----- Data entries

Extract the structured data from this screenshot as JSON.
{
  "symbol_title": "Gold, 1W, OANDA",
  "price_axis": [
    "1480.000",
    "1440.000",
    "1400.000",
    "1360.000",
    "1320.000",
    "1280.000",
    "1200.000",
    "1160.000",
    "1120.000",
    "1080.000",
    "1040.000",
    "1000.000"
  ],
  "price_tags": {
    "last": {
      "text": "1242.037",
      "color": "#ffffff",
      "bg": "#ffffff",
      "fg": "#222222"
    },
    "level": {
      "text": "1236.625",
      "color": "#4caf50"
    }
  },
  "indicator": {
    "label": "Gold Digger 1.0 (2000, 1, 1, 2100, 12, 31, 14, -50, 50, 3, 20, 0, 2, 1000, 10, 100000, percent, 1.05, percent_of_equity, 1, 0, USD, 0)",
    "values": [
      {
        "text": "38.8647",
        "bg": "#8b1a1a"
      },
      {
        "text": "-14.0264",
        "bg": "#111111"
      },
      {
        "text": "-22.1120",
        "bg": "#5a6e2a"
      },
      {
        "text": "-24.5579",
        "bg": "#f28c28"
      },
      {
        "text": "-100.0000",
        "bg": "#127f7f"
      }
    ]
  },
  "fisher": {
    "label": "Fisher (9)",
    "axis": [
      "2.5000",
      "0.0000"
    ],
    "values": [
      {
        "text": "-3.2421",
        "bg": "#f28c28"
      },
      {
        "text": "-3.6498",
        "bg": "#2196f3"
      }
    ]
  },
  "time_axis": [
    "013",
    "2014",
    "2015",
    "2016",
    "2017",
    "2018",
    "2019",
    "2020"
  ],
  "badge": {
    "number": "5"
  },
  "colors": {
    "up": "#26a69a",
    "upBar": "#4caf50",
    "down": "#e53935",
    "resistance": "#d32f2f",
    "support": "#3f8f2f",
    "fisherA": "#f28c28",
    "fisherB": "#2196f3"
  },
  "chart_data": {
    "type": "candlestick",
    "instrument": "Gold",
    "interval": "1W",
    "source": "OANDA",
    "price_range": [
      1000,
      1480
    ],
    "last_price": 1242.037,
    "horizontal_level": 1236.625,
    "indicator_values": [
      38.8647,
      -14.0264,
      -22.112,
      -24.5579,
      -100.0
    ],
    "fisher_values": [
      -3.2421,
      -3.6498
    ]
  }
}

----------

The entries above should be repeated exactly, every one of them.

Extract the structured data from this screenshot as JSON.
{
  "symbol_title": "Gold, 1W, OANDA",
  "price_axis": [
    "1480.000",
    "1440.000",
    "1400.000",
    "1360.000",
    "1320.000",
    "1280.000",
    "1200.000",
    "1160.000",
    "1120.000",
    "1080.000",
    "1040.000",
    "1000.000"
  ],
  "price_tags": {
    "last": {
      "text": "1242.037",
      "color": "#ffffff",
      "bg": "#ffffff",
      "fg": "#222222"
    },
    "level": {
      "text": "1236.625",
      "color": "#4caf50"
    }
  },
  "indicator": {
    "label": "Gold Digger 1.0 (2000, 1, 1, 2100, 12, 31, 14, -50, 50, 3, 20, 0, 2, 1000, 10, 100000, percent, 1.05, percent_of_equity, 1, 0, USD, 0)",
    "values": [
      {
        "text": "38.8647",
        "bg": "#8b1a1a"
      },
      {
        "text": "-14.0264",
        "bg": "#111111"
      },
      {
        "text": "-22.1120",
        "bg": "#5a6e2a"
      },
      {
        "text": "-24.5579",
        "bg": "#f28c28"
      },
      {
        "text": "-100.0000",
        "bg": "#127f7f"
      }
    ]
  },
  "fisher": {
    "label": "Fisher (9)",
    "axis": [
      "2.5000",
      "0.0000"
    ],
    "values": [
      {
        "text": "-3.2421",
        "bg": "#f28c28"
      },
      {
        "text": "-3.6498",
        "bg": "#2196f3"
      }
    ]
  },
  "time_axis": [
    "013",
    "2014",
    "2015",
    "2016",
    "2017",
    "2018",
    "2019",
    "2020"
  ],
  "badge": {
    "number": "5"
  },
  "colors": {
    "up": "#26a69a",
    "upBar": "#4caf50",
    "down": "#e53935",
    "resistance": "#d32f2f",
    "support": "#3f8f2f",
    "fisherA": "#f28c28",
    "fisherB": "#2196f3"
  },
  "chart_data": {
    "type": "candlestick",
    "instrument": "Gold",
    "interval": "1W",
    "source": "OANDA",
    "price_range": [
      1000,
      1480
    ],
    "last_price": 1242.037,
    "horizontal_level": 1236.625,
    "indicator_values": [
      38.8647,
      -14.0264,
      -22.112,
      -24.5579,
      -100.0
    ],
    "fisher_values": [
      -3.2421,
      -3.6498
    ]
  }
}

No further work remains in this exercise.